■ INFORMATION PROVIDED:

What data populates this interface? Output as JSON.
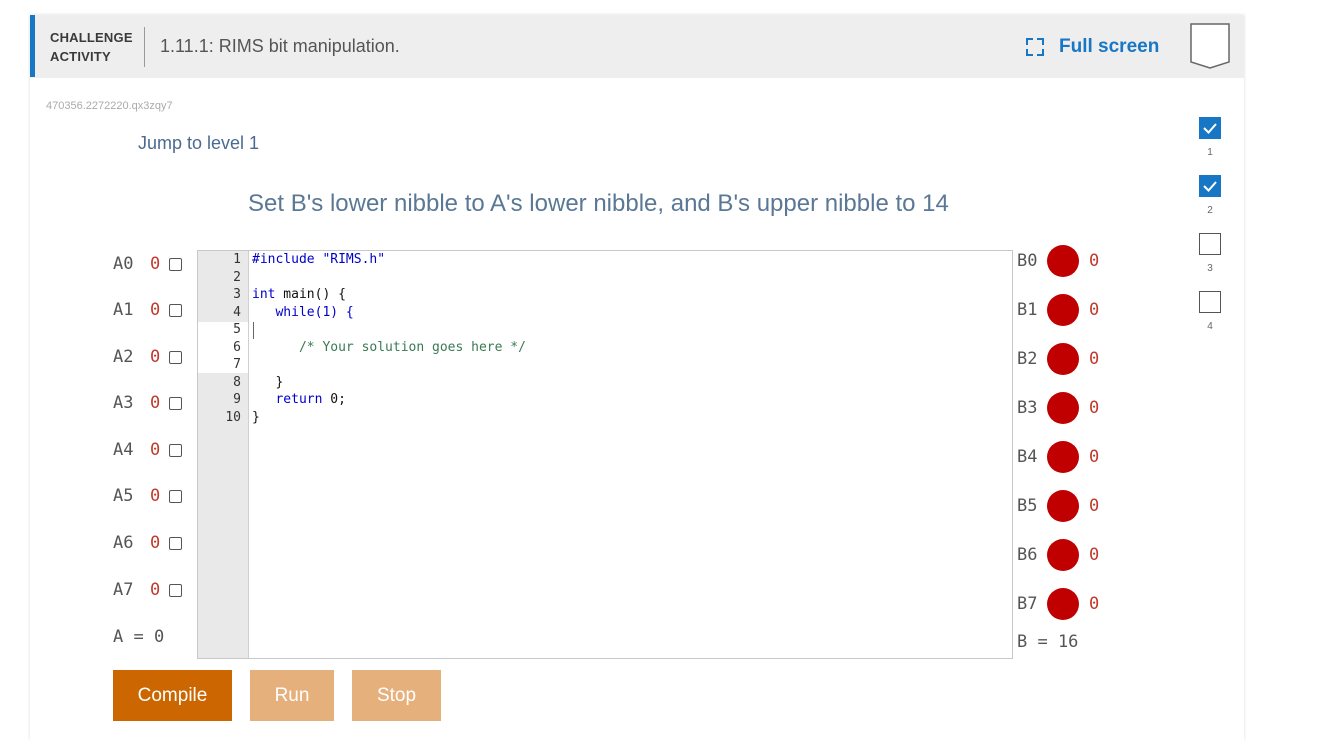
{
  "header": {
    "type_line1": "CHALLENGE",
    "type_line2": "ACTIVITY",
    "title": "1.11.1: RIMS bit manipulation.",
    "fullscreen_label": "Full screen"
  },
  "activity_id": "470356.2272220.qx3zqy7",
  "jump_label": "Jump to level 1",
  "prompt": "Set B's lower nibble to A's lower nibble, and B's upper nibble to 14",
  "inputs": [
    {
      "label": "A0",
      "value": "0"
    },
    {
      "label": "A1",
      "value": "0"
    },
    {
      "label": "A2",
      "value": "0"
    },
    {
      "label": "A3",
      "value": "0"
    },
    {
      "label": "A4",
      "value": "0"
    },
    {
      "label": "A5",
      "value": "0"
    },
    {
      "label": "A6",
      "value": "0"
    },
    {
      "label": "A7",
      "value": "0"
    }
  ],
  "a_total": "A = 0",
  "outputs": [
    {
      "label": "B0",
      "value": "0"
    },
    {
      "label": "B1",
      "value": "0"
    },
    {
      "label": "B2",
      "value": "0"
    },
    {
      "label": "B3",
      "value": "0"
    },
    {
      "label": "B4",
      "value": "0"
    },
    {
      "label": "B5",
      "value": "0"
    },
    {
      "label": "B6",
      "value": "0"
    },
    {
      "label": "B7",
      "value": "0"
    }
  ],
  "b_total": "B = 16",
  "code": {
    "line_numbers": [
      "1",
      "2",
      "3",
      "4",
      "5",
      "6",
      "7",
      "8",
      "9",
      "10"
    ],
    "l1": "#include \"RIMS.h\"",
    "l3_kw": "int",
    "l3_rest": " main() {",
    "l4_kw": "   while",
    "l4_rest": "(1) {",
    "l6": "      /* Your solution goes here */",
    "l8": "   }",
    "l9_kw": "   return",
    "l9_rest": " 0;",
    "l10": "}"
  },
  "buttons": {
    "compile": "Compile",
    "run": "Run",
    "stop": "Stop"
  },
  "levels": [
    {
      "number": "1",
      "completed": true
    },
    {
      "number": "2",
      "completed": true
    },
    {
      "number": "3",
      "completed": false
    },
    {
      "number": "4",
      "completed": false
    }
  ],
  "colors": {
    "accent": "#1877c5",
    "compile_button": "#cc6600",
    "disabled_button": "#e6b07d",
    "led_off": "#c00000"
  }
}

■ WHAT YOU WILL DO: Pull out all lines from the entries above that include the word "RIMS".

■ RESULT FOR THIS EXERCISE:
    "title": "1.11.1: RIMS bit manipulation.",
    "l1": "#include \"RIMS.h\"",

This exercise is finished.